▶ **Exercise instructions**
Quote every item below verbatim, line for line, with no changes.

________________________

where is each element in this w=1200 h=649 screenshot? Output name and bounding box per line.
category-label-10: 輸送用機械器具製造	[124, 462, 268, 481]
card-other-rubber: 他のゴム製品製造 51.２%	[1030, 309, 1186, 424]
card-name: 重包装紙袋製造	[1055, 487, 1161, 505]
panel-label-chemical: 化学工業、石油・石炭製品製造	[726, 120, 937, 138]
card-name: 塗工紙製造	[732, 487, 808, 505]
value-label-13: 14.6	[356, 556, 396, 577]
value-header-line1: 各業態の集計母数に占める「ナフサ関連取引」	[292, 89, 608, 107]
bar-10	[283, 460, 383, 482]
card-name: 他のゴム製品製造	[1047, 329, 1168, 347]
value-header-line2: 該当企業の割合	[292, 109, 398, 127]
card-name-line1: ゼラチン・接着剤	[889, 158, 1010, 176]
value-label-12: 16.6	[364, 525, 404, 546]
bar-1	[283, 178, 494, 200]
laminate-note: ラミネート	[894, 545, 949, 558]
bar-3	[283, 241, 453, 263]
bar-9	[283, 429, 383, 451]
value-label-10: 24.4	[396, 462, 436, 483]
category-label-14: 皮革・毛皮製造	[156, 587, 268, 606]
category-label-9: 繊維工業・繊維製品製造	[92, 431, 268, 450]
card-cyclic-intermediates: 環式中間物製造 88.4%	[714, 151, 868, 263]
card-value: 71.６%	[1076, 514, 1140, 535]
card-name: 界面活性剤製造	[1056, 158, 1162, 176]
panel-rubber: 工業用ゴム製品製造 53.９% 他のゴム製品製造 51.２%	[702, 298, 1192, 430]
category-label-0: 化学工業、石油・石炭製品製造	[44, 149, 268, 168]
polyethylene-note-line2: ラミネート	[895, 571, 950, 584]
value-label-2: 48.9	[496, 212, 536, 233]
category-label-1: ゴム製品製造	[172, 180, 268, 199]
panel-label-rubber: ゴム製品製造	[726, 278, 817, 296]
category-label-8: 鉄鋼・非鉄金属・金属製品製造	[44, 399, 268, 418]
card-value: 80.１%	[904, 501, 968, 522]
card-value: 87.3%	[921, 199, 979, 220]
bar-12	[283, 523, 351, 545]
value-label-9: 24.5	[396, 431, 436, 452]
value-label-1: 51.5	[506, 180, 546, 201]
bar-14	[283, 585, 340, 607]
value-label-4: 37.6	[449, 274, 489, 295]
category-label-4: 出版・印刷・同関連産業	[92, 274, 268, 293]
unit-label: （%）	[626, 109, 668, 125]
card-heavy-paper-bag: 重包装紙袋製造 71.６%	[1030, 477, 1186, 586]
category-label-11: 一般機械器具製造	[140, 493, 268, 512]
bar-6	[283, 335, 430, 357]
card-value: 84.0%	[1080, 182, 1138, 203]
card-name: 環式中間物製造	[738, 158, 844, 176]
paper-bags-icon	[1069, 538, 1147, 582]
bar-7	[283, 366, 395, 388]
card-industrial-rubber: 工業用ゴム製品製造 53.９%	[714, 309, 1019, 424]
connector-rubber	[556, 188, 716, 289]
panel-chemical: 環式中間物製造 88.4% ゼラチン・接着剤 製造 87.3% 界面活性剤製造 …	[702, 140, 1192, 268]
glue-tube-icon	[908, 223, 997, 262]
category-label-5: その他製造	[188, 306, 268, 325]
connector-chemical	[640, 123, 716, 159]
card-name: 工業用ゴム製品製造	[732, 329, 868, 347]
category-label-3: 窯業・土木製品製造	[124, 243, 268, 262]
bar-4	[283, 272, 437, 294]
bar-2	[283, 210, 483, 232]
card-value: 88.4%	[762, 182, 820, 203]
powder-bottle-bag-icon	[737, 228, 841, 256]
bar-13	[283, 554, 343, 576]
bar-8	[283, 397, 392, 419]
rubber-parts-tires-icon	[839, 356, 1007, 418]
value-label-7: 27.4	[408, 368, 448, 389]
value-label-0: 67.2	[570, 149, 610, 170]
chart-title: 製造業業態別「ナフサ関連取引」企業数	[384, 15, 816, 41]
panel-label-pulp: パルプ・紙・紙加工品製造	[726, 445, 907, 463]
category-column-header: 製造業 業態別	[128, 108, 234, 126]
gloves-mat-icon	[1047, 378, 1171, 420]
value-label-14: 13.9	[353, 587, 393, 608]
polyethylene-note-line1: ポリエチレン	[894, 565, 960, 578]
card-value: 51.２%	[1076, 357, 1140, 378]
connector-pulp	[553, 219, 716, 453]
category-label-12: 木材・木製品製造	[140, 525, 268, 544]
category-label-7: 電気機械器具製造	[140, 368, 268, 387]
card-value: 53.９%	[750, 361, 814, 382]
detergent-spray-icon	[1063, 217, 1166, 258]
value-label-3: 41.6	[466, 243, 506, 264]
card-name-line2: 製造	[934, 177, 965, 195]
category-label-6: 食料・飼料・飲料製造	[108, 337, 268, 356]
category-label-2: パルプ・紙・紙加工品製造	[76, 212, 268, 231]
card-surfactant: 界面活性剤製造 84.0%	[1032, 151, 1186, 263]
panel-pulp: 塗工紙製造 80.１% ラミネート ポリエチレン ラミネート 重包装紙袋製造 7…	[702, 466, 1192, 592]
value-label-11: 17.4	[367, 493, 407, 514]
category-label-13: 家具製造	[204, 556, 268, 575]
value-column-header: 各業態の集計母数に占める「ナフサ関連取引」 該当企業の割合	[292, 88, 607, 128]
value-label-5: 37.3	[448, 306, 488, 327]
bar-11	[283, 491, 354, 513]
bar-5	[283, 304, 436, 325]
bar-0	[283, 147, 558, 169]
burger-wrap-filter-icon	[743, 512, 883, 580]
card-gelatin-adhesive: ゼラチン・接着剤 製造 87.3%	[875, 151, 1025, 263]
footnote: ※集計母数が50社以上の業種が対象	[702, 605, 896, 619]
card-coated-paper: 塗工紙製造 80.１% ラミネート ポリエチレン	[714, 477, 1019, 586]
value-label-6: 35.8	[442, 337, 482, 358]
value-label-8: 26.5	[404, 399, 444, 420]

________________________

▶ **Task result**
where is each element in this w=1200 h=649 screenshot? Output name and bounding box per line.
category-label-10: 輸送用機械器具製造	[124, 462, 268, 481]
card-other-rubber: 他のゴム製品製造 51.２%	[1030, 309, 1186, 424]
card-name: 重包装紙袋製造	[1055, 487, 1161, 505]
panel-label-chemical: 化学工業、石油・石炭製品製造	[726, 120, 937, 138]
card-name: 塗工紙製造	[732, 487, 808, 505]
value-label-13: 14.6	[356, 556, 396, 577]
value-header-line1: 各業態の集計母数に占める「ナフサ関連取引」	[292, 89, 608, 107]
bar-10	[283, 460, 383, 482]
card-name: 他のゴム製品製造	[1047, 329, 1168, 347]
value-header-line2: 該当企業の割合	[292, 109, 398, 127]
card-name-line1: ゼラチン・接着剤	[889, 158, 1010, 176]
value-label-12: 16.6	[364, 525, 404, 546]
bar-1	[283, 178, 494, 200]
laminate-note: ラミネート	[894, 545, 949, 558]
bar-3	[283, 241, 453, 263]
bar-9	[283, 429, 383, 451]
value-label-10: 24.4	[396, 462, 436, 483]
category-label-14: 皮革・毛皮製造	[156, 587, 268, 606]
category-label-9: 繊維工業・繊維製品製造	[92, 431, 268, 450]
card-cyclic-intermediates: 環式中間物製造 88.4%	[714, 151, 868, 263]
card-value: 71.６%	[1076, 514, 1140, 535]
card-name: 界面活性剤製造	[1056, 158, 1162, 176]
panel-rubber: 工業用ゴム製品製造 53.９% 他のゴム製品製造 51.２%	[702, 298, 1192, 430]
category-label-0: 化学工業、石油・石炭製品製造	[44, 149, 268, 168]
polyethylene-note-line2: ラミネート	[895, 571, 950, 584]
value-label-2: 48.9	[496, 212, 536, 233]
category-label-1: ゴム製品製造	[172, 180, 268, 199]
panel-label-rubber: ゴム製品製造	[726, 278, 817, 296]
category-label-8: 鉄鋼・非鉄金属・金属製品製造	[44, 399, 268, 418]
card-value: 80.１%	[904, 501, 968, 522]
card-value: 87.3%	[921, 199, 979, 220]
bar-12	[283, 523, 351, 545]
value-label-9: 24.5	[396, 431, 436, 452]
value-label-1: 51.5	[506, 180, 546, 201]
bar-14	[283, 585, 340, 607]
value-label-4: 37.6	[449, 274, 489, 295]
category-label-4: 出版・印刷・同関連産業	[92, 274, 268, 293]
unit-label: （%）	[626, 109, 668, 125]
card-heavy-paper-bag: 重包装紙袋製造 71.６%	[1030, 477, 1186, 586]
category-label-11: 一般機械器具製造	[140, 493, 268, 512]
bar-6	[283, 335, 430, 357]
card-value: 84.0%	[1080, 182, 1138, 203]
card-name: 環式中間物製造	[738, 158, 844, 176]
paper-bags-icon	[1069, 538, 1147, 582]
bar-7	[283, 366, 395, 388]
card-industrial-rubber: 工業用ゴム製品製造 53.９%	[714, 309, 1019, 424]
connector-rubber	[556, 188, 716, 289]
panel-chemical: 環式中間物製造 88.4% ゼラチン・接着剤 製造 87.3% 界面活性剤製造 …	[702, 140, 1192, 268]
glue-tube-icon	[908, 223, 997, 262]
category-label-5: その他製造	[188, 306, 268, 325]
connector-chemical	[640, 123, 716, 159]
card-name: 工業用ゴム製品製造	[732, 329, 868, 347]
category-label-3: 窯業・土木製品製造	[124, 243, 268, 262]
bar-4	[283, 272, 437, 294]
bar-2	[283, 210, 483, 232]
card-value: 88.4%	[762, 182, 820, 203]
powder-bottle-bag-icon	[737, 228, 841, 256]
bar-13	[283, 554, 343, 576]
bar-8	[283, 397, 392, 419]
rubber-parts-tires-icon	[839, 356, 1007, 418]
value-label-7: 27.4	[408, 368, 448, 389]
value-label-0: 67.2	[570, 149, 610, 170]
chart-title: 製造業業態別「ナフサ関連取引」企業数	[384, 15, 816, 41]
panel-label-pulp: パルプ・紙・紙加工品製造	[726, 445, 907, 463]
category-column-header: 製造業 業態別	[128, 108, 234, 126]
gloves-mat-icon	[1047, 378, 1171, 420]
value-label-14: 13.9	[353, 587, 393, 608]
polyethylene-note-line1: ポリエチレン	[894, 565, 960, 578]
card-value: 51.２%	[1076, 357, 1140, 378]
connector-pulp	[553, 219, 716, 453]
category-label-12: 木材・木製品製造	[140, 525, 268, 544]
category-label-7: 電気機械器具製造	[140, 368, 268, 387]
card-value: 53.９%	[750, 361, 814, 382]
detergent-spray-icon	[1063, 217, 1166, 258]
value-label-3: 41.6	[466, 243, 506, 264]
card-name-line2: 製造	[934, 177, 965, 195]
category-label-6: 食料・飼料・飲料製造	[108, 337, 268, 356]
category-label-2: パルプ・紙・紙加工品製造	[76, 212, 268, 231]
card-surfactant: 界面活性剤製造 84.0%	[1032, 151, 1186, 263]
panel-pulp: 塗工紙製造 80.１% ラミネート ポリエチレン ラミネート 重包装紙袋製造 7…	[702, 466, 1192, 592]
value-label-11: 17.4	[367, 493, 407, 514]
category-label-13: 家具製造	[204, 556, 268, 575]
value-column-header: 各業態の集計母数に占める「ナフサ関連取引」 該当企業の割合	[292, 88, 607, 128]
value-label-5: 37.3	[448, 306, 488, 327]
bar-11	[283, 491, 354, 513]
bar-5	[283, 304, 436, 325]
bar-0	[283, 147, 558, 169]
burger-wrap-filter-icon	[743, 512, 883, 580]
card-gelatin-adhesive: ゼラチン・接着剤 製造 87.3%	[875, 151, 1025, 263]
footnote: ※集計母数が50社以上の業種が対象	[702, 605, 896, 619]
card-coated-paper: 塗工紙製造 80.１% ラミネート ポリエチレン	[714, 477, 1019, 586]
value-label-6: 35.8	[442, 337, 482, 358]
value-label-8: 26.5	[404, 399, 444, 420]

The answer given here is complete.